▶ _Work task_
Set down each line of the data exactly, but not the pictures.

****************************************

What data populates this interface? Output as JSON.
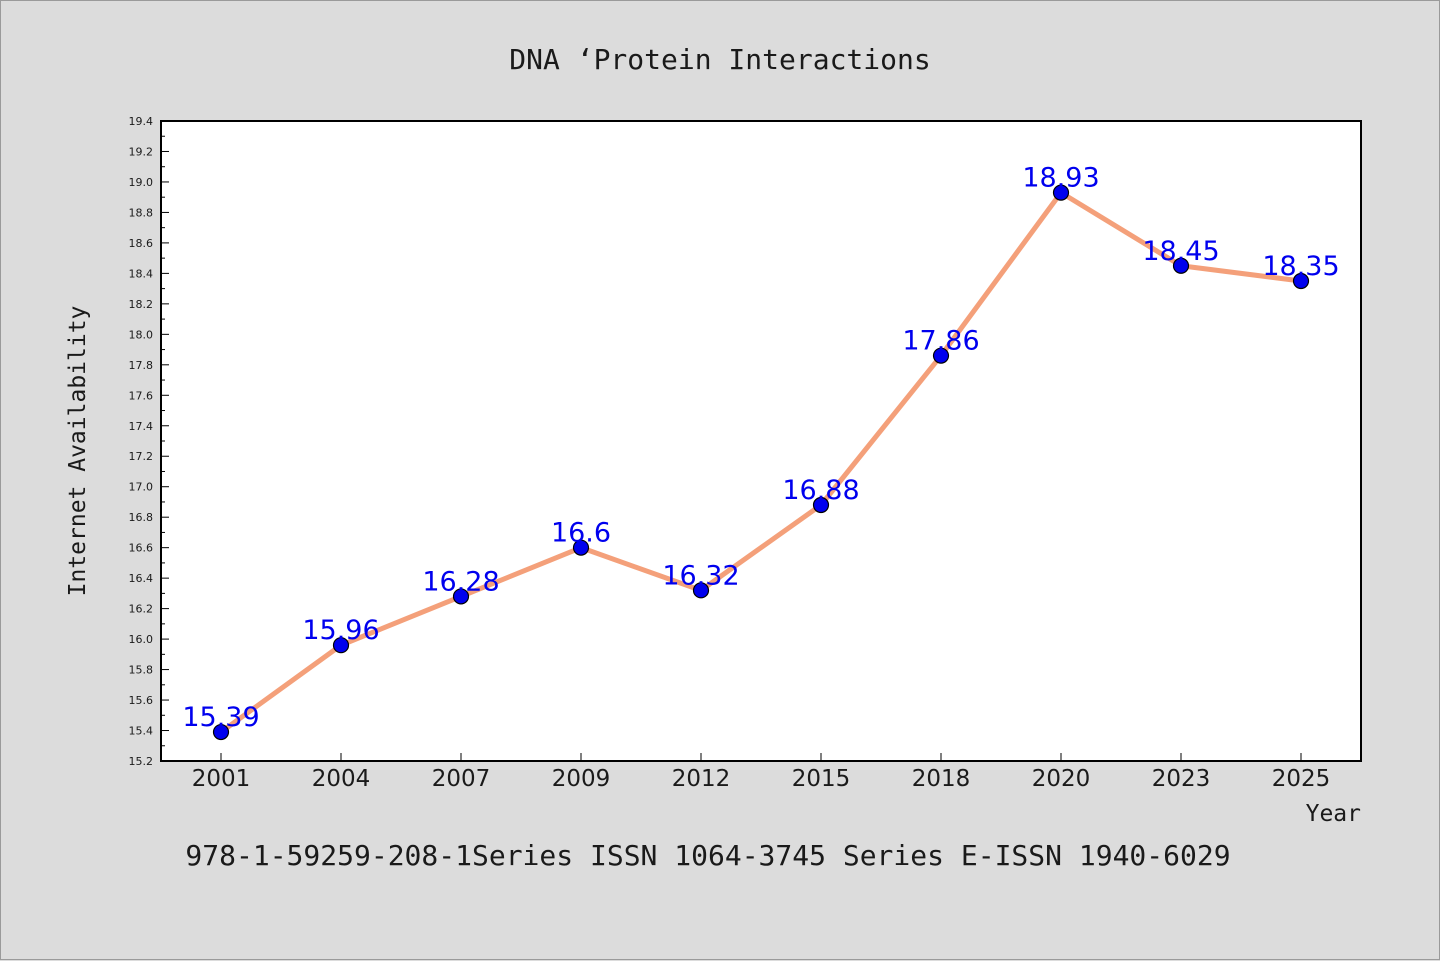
{
  "chart_data": {
    "type": "line",
    "title": "DNA ‘Protein Interactions",
    "xlabel": "Year",
    "ylabel": "Internet Availability",
    "footer": "978-1-59259-208-1Series ISSN 1064-3745 Series E-ISSN 1940-6029",
    "categories": [
      "2001",
      "2004",
      "2007",
      "2009",
      "2012",
      "2015",
      "2018",
      "2020",
      "2023",
      "2025"
    ],
    "series": [
      {
        "values": [
          15.39,
          15.96,
          16.28,
          16.6,
          16.32,
          16.88,
          17.86,
          18.93,
          18.45,
          18.35
        ],
        "data_labels": [
          "15.39",
          "15.96",
          "16.28",
          "16.6",
          "16.32",
          "16.88",
          "17.86",
          "18.93",
          "18.45",
          "18.35"
        ]
      }
    ],
    "ylim": [
      15.2,
      19.4
    ],
    "yticks": [
      "15.2",
      "15.4",
      "15.6",
      "15.8",
      "16.0",
      "16.2",
      "16.4",
      "16.6",
      "16.8",
      "17.0",
      "17.2",
      "17.4",
      "17.6",
      "17.8",
      "18.0",
      "18.2",
      "18.4",
      "18.6",
      "18.8",
      "19.0",
      "19.2",
      "19.4"
    ],
    "grid": false,
    "legend": "none",
    "colors": {
      "background": "#dcdcdc",
      "plot_background": "#ffffff",
      "line": "#f4a07a",
      "marker": "#0000ee",
      "data_label": "#0000ee",
      "text": "#1a1a1a"
    }
  }
}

****************************************

▶ _Solution for this exercise_
What data populates this interface? Output as JSON.
{
  "chart_data": {
    "type": "line",
    "title": "DNA ‘Protein Interactions",
    "xlabel": "Year",
    "ylabel": "Internet Availability",
    "footer": "978-1-59259-208-1Series ISSN 1064-3745 Series E-ISSN 1940-6029",
    "categories": [
      "2001",
      "2004",
      "2007",
      "2009",
      "2012",
      "2015",
      "2018",
      "2020",
      "2023",
      "2025"
    ],
    "series": [
      {
        "values": [
          15.39,
          15.96,
          16.28,
          16.6,
          16.32,
          16.88,
          17.86,
          18.93,
          18.45,
          18.35
        ],
        "data_labels": [
          "15.39",
          "15.96",
          "16.28",
          "16.6",
          "16.32",
          "16.88",
          "17.86",
          "18.93",
          "18.45",
          "18.35"
        ]
      }
    ],
    "ylim": [
      15.2,
      19.4
    ],
    "yticks": [
      "15.2",
      "15.4",
      "15.6",
      "15.8",
      "16.0",
      "16.2",
      "16.4",
      "16.6",
      "16.8",
      "17.0",
      "17.2",
      "17.4",
      "17.6",
      "17.8",
      "18.0",
      "18.2",
      "18.4",
      "18.6",
      "18.8",
      "19.0",
      "19.2",
      "19.4"
    ],
    "grid": false,
    "legend": "none",
    "colors": {
      "background": "#dcdcdc",
      "plot_background": "#ffffff",
      "line": "#f4a07a",
      "marker": "#0000ee",
      "data_label": "#0000ee",
      "text": "#1a1a1a"
    }
  }
}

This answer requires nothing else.